Problem details: Where the word "this" occurs in a line, return that line.

--

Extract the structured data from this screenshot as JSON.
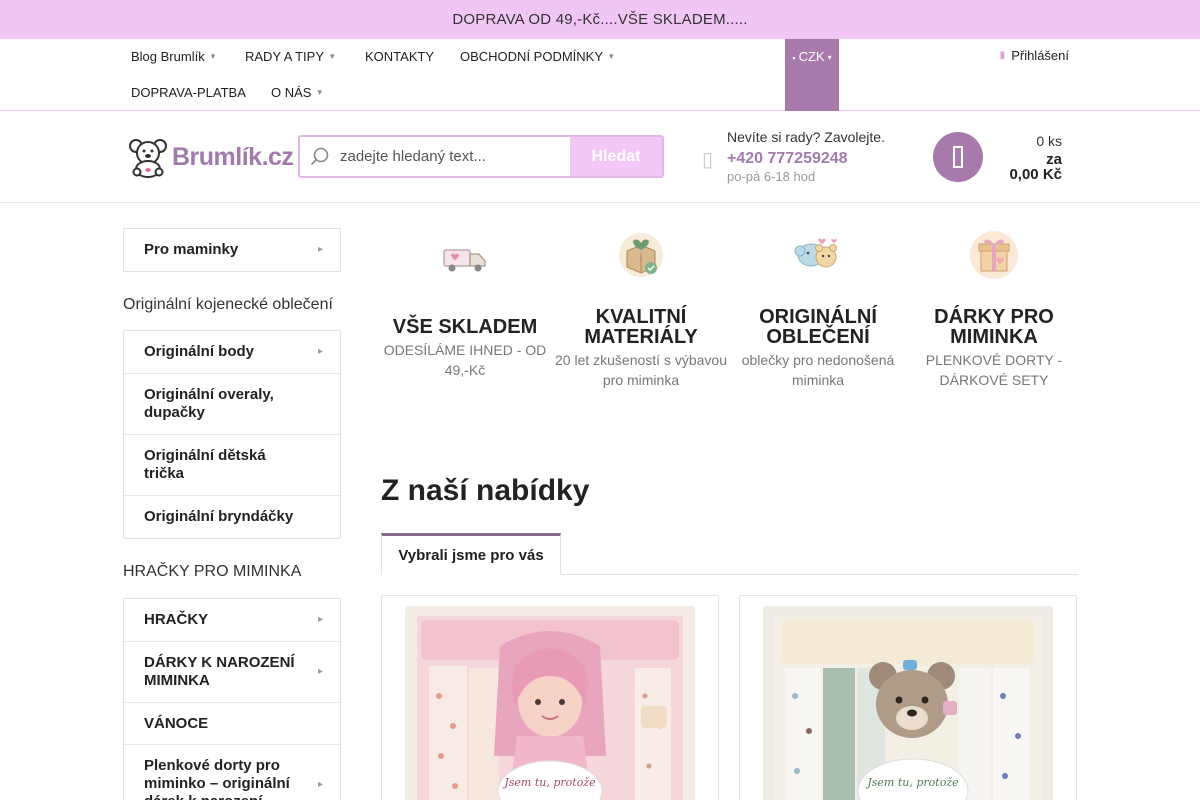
{
  "promo": {
    "text": "DOPRAVA OD 49,-Kč....VŠE SKLADEM....."
  },
  "topnav": {
    "links": [
      {
        "label": "Blog Brumlík"
      },
      {
        "label": "RADY A TIPY"
      },
      {
        "label": "KONTAKTY"
      },
      {
        "label": "OBCHODNÍ PODMÍNKY"
      },
      {
        "label": "DOPRAVA-PLATBA"
      },
      {
        "label": "O NÁS"
      }
    ],
    "currency": "CZK",
    "login": "Přihlášení"
  },
  "header": {
    "logo_text": "Brumlík.cz",
    "search": {
      "placeholder": "zadejte hledaný text...",
      "button": "Hledat"
    },
    "contact": {
      "question": "Nevíte si rady? Zavolejte.",
      "phone": "+420 777259248",
      "hours": "po-pá 6-18 hod"
    },
    "cart": {
      "count": "0 ks",
      "za": "za",
      "total": "0,00 Kč"
    }
  },
  "sidebar": {
    "top_category": "Pro maminky",
    "heading1": "Originální kojenecké oblečení",
    "group1": [
      "Originální body",
      "Originální overaly, dupačky",
      "Originální dětská trička",
      "Originální bryndáčky"
    ],
    "heading2": "HRAČKY PRO MIMINKA",
    "group2": [
      "HRAČKY",
      "DÁRKY K NAROZENÍ MIMINKA",
      "VÁNOCE",
      "Plenkové dorty pro miminko – originální dárek k narození"
    ]
  },
  "benefits": [
    {
      "title": "VŠE SKLADEM",
      "subtitle": "ODESÍLÁME IHNED - OD 49,-Kč",
      "icon": "delivery-truck-icon"
    },
    {
      "title": "KVALITNÍ MATERIÁLY",
      "subtitle": "20 let zkušeností s výbavou pro miminka",
      "icon": "heart-box-icon"
    },
    {
      "title": "ORIGINÁLNÍ OBLEČENÍ",
      "subtitle": "oblečky pro nedonošená miminka",
      "icon": "elephant-bear-icon"
    },
    {
      "title": "DÁRKY PRO MIMINKA",
      "subtitle": "PLENKOVÉ DORTY - DÁRKOVÉ SETY",
      "icon": "gift-box-icon"
    }
  ],
  "offer": {
    "title": "Z naší nabídky",
    "tab": "Vybrali jsme pro vás"
  },
  "colors": {
    "accent": "#a77aab",
    "promo_bg": "#f0c6f4",
    "search_btn": "#f4c8f6"
  }
}
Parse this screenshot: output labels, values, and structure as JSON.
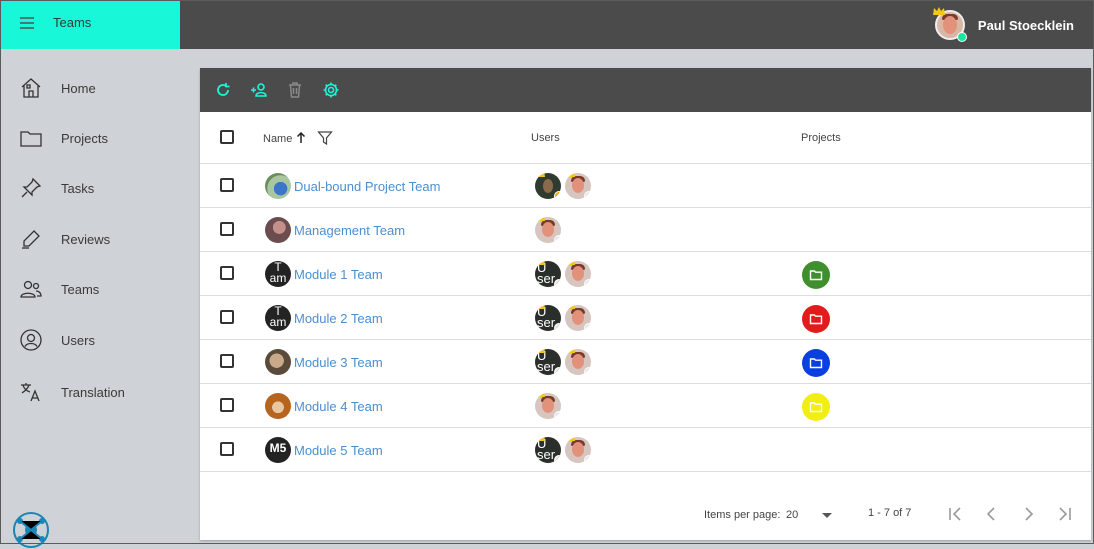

--

Written response:
Extract the structured data from this screenshot as JSON.
Parse this screenshot: output labels, values, and structure as JSON.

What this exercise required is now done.